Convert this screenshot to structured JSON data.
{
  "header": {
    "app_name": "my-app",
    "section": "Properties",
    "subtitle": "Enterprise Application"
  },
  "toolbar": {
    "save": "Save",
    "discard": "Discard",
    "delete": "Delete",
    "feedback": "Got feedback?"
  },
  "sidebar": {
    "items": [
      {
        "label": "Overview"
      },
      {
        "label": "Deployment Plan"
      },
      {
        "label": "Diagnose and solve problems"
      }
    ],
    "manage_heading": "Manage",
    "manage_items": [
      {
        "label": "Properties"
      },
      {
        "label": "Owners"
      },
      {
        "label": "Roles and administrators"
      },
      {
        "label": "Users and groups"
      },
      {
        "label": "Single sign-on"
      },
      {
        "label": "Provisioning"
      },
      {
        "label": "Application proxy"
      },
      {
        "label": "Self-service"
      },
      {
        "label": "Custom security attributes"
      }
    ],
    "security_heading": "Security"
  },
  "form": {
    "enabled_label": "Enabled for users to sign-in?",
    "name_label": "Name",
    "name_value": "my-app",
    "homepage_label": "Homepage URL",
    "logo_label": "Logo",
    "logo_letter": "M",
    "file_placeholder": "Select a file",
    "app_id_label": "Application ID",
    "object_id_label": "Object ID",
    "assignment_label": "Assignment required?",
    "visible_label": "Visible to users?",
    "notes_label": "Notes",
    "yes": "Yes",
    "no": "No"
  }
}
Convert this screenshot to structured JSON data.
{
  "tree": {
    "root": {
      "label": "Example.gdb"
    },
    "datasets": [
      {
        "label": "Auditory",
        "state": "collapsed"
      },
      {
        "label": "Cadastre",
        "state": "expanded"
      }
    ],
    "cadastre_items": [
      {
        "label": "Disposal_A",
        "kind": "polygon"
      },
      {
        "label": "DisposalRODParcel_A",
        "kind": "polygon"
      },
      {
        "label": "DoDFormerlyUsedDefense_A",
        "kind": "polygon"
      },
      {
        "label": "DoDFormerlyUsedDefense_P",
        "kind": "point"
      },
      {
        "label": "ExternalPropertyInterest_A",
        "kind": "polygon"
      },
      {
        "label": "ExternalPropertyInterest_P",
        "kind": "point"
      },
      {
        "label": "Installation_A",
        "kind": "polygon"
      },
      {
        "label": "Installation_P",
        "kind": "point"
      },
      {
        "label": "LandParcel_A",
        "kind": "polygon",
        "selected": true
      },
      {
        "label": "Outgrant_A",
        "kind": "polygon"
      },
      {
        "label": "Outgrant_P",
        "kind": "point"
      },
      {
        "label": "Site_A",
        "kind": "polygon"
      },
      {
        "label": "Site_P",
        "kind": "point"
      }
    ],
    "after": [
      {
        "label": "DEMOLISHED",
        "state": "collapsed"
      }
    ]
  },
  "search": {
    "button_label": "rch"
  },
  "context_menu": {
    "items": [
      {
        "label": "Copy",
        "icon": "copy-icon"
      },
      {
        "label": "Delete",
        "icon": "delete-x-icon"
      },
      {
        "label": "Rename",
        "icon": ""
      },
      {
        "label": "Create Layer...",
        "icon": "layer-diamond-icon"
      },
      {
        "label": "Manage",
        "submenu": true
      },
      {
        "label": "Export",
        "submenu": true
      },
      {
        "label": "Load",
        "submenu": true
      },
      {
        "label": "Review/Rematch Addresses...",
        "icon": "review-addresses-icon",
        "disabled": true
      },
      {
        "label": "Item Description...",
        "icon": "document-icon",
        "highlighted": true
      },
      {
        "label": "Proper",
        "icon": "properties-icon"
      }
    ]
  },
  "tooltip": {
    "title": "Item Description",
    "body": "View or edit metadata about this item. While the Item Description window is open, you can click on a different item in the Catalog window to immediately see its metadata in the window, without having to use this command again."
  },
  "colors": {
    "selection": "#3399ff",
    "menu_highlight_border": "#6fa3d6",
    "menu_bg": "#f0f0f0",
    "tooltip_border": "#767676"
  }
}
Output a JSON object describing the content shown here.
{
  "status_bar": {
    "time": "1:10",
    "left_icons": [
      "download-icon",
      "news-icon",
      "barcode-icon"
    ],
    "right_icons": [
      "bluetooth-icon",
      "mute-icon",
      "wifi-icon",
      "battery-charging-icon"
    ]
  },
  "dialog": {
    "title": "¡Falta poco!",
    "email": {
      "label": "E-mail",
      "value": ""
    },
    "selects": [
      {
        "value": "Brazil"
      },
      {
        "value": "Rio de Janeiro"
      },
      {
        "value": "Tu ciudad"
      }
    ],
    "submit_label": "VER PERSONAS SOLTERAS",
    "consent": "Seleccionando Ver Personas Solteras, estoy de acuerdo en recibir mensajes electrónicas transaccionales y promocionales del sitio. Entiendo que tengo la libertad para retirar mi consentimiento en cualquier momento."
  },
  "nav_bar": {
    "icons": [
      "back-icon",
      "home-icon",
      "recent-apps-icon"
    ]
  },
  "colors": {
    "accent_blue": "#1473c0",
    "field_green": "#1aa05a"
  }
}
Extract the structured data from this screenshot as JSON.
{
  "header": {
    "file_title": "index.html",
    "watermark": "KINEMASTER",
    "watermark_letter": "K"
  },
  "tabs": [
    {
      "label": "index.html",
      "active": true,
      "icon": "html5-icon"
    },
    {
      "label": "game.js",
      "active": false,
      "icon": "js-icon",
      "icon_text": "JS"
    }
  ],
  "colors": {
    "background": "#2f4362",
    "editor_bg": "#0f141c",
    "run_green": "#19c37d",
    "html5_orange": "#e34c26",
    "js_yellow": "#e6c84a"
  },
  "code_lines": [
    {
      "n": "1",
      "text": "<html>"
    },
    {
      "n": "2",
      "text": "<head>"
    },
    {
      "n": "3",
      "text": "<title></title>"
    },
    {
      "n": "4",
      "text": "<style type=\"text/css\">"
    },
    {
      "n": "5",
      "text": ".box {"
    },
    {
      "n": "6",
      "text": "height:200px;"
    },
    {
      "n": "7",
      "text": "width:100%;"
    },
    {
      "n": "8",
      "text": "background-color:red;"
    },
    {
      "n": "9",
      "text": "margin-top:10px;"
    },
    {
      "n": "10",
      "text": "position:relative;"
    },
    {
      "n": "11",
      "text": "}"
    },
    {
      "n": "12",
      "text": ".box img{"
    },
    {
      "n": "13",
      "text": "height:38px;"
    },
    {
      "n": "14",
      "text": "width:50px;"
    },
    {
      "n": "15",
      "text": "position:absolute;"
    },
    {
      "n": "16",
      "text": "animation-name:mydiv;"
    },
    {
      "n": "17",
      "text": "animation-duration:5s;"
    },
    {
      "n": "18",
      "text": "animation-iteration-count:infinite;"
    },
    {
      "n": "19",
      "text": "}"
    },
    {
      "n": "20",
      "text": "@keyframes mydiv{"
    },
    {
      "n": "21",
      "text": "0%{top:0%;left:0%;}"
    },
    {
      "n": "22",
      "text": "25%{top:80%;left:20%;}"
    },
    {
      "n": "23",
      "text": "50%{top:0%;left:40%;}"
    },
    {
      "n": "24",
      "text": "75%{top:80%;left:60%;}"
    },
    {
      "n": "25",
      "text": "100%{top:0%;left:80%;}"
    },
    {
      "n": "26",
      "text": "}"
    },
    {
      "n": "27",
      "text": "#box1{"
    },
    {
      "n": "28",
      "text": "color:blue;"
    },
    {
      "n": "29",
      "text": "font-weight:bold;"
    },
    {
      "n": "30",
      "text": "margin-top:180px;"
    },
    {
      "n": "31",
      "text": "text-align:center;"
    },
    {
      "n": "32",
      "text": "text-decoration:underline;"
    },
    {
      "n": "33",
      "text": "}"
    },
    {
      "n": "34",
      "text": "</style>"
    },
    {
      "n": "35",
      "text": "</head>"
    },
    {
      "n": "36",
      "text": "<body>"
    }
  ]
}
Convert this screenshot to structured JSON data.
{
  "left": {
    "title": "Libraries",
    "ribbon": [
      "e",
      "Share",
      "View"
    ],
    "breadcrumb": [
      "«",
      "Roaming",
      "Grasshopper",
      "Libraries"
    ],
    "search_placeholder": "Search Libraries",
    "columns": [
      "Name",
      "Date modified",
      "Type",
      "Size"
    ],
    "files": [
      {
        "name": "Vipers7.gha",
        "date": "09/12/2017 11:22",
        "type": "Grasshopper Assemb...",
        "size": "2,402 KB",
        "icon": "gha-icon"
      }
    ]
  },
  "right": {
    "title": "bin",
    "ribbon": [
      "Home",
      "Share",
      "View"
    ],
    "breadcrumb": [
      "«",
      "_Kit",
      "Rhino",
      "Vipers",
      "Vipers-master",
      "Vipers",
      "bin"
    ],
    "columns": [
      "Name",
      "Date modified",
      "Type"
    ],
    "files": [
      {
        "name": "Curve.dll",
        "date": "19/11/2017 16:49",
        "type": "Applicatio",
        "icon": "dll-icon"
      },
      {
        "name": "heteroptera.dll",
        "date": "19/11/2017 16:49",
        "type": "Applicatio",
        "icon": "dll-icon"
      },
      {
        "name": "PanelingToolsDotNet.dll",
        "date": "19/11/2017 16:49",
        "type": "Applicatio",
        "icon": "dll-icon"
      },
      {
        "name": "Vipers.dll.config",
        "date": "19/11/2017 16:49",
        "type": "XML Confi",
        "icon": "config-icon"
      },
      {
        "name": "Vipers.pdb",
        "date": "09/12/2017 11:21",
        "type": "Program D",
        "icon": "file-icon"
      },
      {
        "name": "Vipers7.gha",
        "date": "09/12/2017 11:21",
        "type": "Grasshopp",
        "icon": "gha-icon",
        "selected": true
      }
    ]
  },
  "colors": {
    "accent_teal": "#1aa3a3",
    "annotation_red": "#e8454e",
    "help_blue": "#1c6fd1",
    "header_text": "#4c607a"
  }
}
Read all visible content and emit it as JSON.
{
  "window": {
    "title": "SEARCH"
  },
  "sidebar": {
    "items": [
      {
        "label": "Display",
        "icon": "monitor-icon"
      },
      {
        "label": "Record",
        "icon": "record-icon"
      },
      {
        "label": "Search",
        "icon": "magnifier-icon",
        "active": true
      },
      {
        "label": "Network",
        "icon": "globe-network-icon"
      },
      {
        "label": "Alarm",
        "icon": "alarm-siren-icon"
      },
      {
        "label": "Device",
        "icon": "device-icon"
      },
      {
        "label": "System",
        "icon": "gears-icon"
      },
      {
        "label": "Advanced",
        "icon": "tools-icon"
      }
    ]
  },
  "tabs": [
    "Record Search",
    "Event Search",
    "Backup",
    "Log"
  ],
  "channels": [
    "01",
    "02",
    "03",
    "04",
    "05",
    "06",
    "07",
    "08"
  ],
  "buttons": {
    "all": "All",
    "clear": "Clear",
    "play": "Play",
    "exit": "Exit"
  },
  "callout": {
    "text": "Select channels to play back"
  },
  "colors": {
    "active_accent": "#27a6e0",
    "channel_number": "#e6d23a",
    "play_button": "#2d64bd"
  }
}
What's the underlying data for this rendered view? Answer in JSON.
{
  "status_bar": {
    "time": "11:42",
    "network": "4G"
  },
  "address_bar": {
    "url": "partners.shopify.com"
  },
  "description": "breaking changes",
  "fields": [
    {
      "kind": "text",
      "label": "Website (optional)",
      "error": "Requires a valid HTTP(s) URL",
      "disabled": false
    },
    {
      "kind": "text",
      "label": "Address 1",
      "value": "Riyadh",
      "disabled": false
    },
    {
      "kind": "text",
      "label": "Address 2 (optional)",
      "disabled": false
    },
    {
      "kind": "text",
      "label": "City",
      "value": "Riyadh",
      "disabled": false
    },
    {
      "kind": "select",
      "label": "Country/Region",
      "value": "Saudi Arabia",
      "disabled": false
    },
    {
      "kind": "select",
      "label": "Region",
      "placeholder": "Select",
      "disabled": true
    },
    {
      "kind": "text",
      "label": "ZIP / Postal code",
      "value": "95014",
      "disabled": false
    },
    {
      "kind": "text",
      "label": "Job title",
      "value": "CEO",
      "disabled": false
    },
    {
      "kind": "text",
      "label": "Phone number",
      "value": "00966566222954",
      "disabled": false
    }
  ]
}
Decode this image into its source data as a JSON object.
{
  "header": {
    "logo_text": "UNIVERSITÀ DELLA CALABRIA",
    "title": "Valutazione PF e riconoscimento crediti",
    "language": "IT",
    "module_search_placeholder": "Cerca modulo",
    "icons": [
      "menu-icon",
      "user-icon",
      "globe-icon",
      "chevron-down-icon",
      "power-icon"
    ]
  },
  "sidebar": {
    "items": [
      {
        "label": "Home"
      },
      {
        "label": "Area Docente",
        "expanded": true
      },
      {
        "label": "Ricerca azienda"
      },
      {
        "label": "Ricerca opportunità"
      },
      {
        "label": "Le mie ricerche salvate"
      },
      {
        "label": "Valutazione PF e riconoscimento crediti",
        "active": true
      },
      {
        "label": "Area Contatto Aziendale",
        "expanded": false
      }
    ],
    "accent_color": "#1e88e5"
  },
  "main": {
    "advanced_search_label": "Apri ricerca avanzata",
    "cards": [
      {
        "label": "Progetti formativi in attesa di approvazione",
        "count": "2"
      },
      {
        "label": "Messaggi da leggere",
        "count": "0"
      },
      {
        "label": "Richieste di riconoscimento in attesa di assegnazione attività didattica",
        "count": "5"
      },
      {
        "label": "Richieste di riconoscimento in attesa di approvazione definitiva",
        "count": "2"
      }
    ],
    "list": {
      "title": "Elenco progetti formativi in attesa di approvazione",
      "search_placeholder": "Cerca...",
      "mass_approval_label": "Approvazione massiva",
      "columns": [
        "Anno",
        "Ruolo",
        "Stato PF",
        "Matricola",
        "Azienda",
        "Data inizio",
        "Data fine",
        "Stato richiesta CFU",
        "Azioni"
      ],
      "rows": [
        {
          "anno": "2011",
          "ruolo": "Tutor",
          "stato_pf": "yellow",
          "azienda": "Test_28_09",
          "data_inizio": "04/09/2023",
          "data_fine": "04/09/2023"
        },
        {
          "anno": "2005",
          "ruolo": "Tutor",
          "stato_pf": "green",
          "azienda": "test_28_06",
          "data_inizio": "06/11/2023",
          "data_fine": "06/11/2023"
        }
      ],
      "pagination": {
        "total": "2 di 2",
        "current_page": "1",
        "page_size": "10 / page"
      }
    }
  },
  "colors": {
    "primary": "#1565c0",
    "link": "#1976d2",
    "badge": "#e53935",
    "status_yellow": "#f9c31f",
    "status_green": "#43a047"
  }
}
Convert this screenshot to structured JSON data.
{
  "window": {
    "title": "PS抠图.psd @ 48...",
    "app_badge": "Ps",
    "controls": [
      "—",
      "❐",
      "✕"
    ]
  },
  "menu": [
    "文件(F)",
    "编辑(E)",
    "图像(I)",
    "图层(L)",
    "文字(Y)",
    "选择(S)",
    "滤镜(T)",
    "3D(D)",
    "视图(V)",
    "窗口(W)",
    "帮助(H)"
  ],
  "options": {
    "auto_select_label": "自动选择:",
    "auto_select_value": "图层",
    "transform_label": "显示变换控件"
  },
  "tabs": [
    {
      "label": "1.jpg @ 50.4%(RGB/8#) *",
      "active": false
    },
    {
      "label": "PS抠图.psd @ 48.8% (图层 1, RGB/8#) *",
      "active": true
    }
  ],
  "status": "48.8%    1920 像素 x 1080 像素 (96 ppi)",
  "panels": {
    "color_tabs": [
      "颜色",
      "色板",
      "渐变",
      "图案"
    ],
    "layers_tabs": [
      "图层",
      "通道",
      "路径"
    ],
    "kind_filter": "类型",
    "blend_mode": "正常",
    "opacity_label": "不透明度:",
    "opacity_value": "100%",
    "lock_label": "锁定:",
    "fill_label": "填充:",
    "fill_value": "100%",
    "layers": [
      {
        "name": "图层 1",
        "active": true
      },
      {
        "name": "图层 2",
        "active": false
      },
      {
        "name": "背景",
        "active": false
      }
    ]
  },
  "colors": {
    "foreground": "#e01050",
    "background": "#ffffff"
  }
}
════
DIRECTIONS:
Give the number of lines in the entries above that include the string "body". No other output is expected.

SOLVED PROBLEM:
2